Oleh: Nor Aniyah, S.Pd*
Puluhan aktivis tergabung dalam Lingkar Studi Ilmu Sosial Kemasyarakatan (LSISK) turun ke jalan. Mereka memperingati Hari Bumi se-Dunia dengan menggelar orasi di Bundaran Hotel A Banjarmasin, Senin (22/4/2019). Dalam orasinya, LSISK menuntut agar Pegunungan Meratus harus diselamatkan dari kerakusan para aktor tambang batubara dan ekspansi perkebunan sawit yang makin masif di Kalimatnan Selatan.
Ketua Umum LSISK mengungkapkan saat ini lembaga peradilan tak berpihak kepada lingkungan dan kepentingan masyarakat. Terbukti dengan rontoknya dua kali gugatan Wahana Lingkungan Hidup Indonesia (Walhi) baik di tingkat pertama di PTUN Jakarta, hingga tingkat banding di Pengadilan Tinggi TUN Jakarta, pada Kamis (14/3/2019) silam.
Ia juga menyebut bukan hanya ancaman PT MCM, saat ini Pegunungan Meratus juga akan dibebani dengan aktivitas perluasan tambang PT Antang Gunung Meratus (AGM) dalam wilayah konsesi PKP2B, dari sebelumnya hanya 10 juta ton per tahun, naik menjadi 25 juta ton per tahun. Termasuk, wilayah terancam adalah Kabupaten HST (jejakrekam.com, 22/04/2019).
Sebelumnya, penolakan izin baru pertambangan batu bara dan perkebunan kelapa sawit di Pegunungan Meratus juga menjadi agenda besar puluhan organisasi pencinta alam ketika perayaan Hari Bumi di Kota Banjarbaru pada Sabtu (20/4). Korlap Aksi Hari Bumi, mengatakan agenda aksi tersebut jauh berbeda dari tahun-tahun sebelumnya lantaran unjuk rasa mengusung isu bertema lokalitas seperti penolakan izin pertambangan batu bara dan kelapa sawit. Menurut dia, aksi sebagai suara protes terhadap maraknya izin pertambangan dan kelapa sawit di Pegunungan Meratus.
Mengacu data Wahana Lingkungan Hidup (Kalsel), 50 persen wilayah di Banua memang sudah dibebani izin pertambangan dan perkebunan kelapa sawit. Rinciannya 33 persen (1.242.739 hektare) dibebani izin tambang. Sisanya, 17 persen (618.791 hektare) dikuasai perkebunan sawit (kumparan.com, 20/04/2019).
Momen Hari Bumi digunakan pegiat #SaveMeratus untuk menyuarakan aspirasinya. Stop tambang dan sawit itu hal utama yang digaungkan mereka di Kalsel. Sebab, Kapitalisme dengan ide kebebasannya telah merenggut SDA yang dimiliki Kalsel.

[Catatan anotasi koordinat]
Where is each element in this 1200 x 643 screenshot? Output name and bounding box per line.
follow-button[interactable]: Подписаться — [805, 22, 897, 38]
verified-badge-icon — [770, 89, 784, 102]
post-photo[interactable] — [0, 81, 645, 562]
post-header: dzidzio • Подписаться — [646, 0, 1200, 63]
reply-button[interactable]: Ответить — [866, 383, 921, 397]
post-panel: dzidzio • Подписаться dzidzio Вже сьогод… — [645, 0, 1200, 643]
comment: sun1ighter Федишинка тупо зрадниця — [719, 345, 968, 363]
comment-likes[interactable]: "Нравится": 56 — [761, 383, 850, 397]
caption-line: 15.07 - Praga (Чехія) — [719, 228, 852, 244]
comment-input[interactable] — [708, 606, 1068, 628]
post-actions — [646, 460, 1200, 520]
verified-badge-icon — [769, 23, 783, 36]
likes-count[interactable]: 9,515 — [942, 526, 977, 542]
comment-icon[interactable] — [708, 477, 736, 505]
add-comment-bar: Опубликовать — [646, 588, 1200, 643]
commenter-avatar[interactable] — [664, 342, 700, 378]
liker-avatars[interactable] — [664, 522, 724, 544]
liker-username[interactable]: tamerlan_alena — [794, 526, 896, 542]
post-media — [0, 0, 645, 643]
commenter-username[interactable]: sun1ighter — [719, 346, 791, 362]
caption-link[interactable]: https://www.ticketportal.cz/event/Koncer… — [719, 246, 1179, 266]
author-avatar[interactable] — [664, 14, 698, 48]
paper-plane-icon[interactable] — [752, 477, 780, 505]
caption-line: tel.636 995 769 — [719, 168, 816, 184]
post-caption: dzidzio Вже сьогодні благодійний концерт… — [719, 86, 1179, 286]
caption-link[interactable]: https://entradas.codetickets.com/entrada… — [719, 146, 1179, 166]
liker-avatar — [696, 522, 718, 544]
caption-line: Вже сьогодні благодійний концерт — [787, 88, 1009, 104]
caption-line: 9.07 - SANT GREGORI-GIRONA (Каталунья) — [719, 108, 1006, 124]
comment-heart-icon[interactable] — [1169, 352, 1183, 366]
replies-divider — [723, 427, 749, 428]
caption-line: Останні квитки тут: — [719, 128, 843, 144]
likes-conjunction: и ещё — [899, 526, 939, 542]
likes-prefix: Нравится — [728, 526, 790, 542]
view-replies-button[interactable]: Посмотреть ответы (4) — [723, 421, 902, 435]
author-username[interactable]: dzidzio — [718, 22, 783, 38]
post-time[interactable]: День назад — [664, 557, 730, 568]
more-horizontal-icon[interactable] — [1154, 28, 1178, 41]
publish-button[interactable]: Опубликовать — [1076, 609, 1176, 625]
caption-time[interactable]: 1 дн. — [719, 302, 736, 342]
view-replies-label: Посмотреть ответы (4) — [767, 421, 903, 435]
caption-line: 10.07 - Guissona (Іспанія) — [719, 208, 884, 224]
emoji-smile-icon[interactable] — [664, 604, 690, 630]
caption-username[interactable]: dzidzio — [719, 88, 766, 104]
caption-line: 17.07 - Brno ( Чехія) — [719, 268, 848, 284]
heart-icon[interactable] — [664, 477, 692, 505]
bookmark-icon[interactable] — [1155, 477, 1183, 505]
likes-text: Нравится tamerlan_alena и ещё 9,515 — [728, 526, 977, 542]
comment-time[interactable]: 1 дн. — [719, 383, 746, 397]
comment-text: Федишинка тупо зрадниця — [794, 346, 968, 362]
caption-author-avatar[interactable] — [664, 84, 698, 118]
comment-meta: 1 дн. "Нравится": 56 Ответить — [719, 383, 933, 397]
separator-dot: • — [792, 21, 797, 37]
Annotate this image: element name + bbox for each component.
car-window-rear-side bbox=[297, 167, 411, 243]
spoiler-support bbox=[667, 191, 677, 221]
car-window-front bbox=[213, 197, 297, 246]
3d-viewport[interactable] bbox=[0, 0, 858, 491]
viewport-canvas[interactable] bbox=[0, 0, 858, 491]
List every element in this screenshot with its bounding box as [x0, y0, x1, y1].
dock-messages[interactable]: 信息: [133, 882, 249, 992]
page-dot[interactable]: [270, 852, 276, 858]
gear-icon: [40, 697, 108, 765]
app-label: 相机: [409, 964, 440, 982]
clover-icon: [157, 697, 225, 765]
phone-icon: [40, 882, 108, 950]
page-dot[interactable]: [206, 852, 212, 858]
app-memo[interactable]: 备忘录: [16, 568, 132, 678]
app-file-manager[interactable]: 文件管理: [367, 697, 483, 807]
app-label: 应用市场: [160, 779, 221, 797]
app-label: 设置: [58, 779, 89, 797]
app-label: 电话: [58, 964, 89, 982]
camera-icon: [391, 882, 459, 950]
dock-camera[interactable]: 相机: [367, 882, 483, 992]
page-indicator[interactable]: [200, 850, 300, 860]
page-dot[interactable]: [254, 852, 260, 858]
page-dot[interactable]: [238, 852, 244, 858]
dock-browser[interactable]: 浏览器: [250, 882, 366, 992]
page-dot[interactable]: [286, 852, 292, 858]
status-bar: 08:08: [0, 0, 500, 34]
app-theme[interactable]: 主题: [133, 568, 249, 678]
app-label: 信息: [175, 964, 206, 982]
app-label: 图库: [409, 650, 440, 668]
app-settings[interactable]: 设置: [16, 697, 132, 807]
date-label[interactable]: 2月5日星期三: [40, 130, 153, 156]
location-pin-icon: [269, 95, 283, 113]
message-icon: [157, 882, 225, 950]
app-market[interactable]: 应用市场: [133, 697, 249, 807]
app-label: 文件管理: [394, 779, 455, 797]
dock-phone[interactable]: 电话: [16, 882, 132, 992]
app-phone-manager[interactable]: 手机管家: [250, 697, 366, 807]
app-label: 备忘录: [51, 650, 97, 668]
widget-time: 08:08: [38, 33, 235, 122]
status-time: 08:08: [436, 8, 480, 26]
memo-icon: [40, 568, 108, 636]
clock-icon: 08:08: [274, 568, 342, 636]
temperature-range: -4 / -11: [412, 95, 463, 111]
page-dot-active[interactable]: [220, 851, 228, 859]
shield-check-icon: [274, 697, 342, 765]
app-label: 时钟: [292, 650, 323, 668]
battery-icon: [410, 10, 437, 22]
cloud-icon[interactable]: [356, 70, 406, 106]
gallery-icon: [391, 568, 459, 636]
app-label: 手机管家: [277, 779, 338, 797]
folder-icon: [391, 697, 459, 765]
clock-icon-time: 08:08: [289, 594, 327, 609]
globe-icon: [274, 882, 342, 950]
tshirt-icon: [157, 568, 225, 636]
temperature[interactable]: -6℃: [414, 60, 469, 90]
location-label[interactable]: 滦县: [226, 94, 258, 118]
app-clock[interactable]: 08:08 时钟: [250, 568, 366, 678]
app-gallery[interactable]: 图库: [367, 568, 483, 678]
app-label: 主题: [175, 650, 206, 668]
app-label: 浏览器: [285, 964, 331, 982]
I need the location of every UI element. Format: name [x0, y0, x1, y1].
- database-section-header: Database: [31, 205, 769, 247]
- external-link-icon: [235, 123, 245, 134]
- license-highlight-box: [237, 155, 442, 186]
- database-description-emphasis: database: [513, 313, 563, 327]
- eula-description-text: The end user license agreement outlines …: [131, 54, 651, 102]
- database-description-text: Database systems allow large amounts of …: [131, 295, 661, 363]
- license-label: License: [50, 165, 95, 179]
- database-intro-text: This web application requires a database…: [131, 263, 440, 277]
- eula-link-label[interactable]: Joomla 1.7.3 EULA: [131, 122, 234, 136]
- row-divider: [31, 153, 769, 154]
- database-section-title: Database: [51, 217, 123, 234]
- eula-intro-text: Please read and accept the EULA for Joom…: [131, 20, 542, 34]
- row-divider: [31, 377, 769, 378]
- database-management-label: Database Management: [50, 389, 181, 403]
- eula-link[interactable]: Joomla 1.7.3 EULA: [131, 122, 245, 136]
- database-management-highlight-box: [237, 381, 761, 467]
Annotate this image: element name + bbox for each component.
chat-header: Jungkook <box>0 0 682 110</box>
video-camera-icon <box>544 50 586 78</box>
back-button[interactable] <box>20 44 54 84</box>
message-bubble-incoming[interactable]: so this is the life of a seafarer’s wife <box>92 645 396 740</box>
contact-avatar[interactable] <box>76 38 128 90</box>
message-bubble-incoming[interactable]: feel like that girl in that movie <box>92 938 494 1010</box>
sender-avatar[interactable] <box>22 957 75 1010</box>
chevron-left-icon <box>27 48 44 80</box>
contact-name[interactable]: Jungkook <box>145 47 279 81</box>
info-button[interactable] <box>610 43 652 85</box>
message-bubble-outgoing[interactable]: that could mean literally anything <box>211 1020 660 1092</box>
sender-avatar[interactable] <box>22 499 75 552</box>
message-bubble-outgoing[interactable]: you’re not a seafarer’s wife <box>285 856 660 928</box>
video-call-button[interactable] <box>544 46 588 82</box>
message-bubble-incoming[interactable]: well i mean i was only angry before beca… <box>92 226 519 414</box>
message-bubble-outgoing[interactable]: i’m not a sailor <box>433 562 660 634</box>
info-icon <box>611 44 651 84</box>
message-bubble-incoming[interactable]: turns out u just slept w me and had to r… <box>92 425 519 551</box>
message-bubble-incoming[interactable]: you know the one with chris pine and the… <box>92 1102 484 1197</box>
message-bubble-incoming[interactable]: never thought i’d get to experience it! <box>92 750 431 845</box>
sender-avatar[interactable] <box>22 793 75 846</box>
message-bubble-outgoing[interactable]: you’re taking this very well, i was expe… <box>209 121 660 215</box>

## Perintah A
Tulis ulang bagian teks tentang Pegunungan Meratus yang dimulai dengan "Oleh: Nor Aniyah, S.Pd*" dan berlanjut sampai "di Kalimatnan Selatan.". Ganti nama "LSISK" dengan "Lingkar Studi".
## Perintah B
Menurut teks tentang Pegunungan Meratus, berapa hektare wilayah di Banua yang dibebani izin tambang?
## Perintah C
Berdasarkan teks tentang Pegunungan Meratus, jelaskan dalam satu sampai tiga kalimat mengapa agenda aksi Hari Bumi di Kota Banjarbaru disebut jauh berbeda dari tahun-tahun sebelumnya.

## Hasil A
Oleh: Nor Aniyah, S.Pd*
Puluhan aktivis tergabung dalam Lingkar Studi Ilmu Sosial Kemasyarakatan (Lingkar Studi) turun ke jalan. Mereka memperingati Hari Bumi se-Dunia dengan menggelar orasi di Bundaran Hotel A Banjarmasin, Senin (22/4/2019). Dalam orasinya, Lingkar Studi menuntut agar Pegunungan Meratus harus diselamatkan dari kerakusan para aktor tambang batubara dan ekspansi perkebunan sawit yang makin masif di Kalimatnan Selatan.

## Hasil B
1.242.739 hektare, atau 33 persen.

## Hasil C
Agenda itu disebut berbeda karena unjuk rasanya mengusung isu bertema lokalitas, seperti penolakan izin pertambangan batu bara dan kelapa sawit. Aksi tersebut menjadi suara protes terhadap maraknya izin pertambangan dan kelapa sawit di Pegunungan Meratus.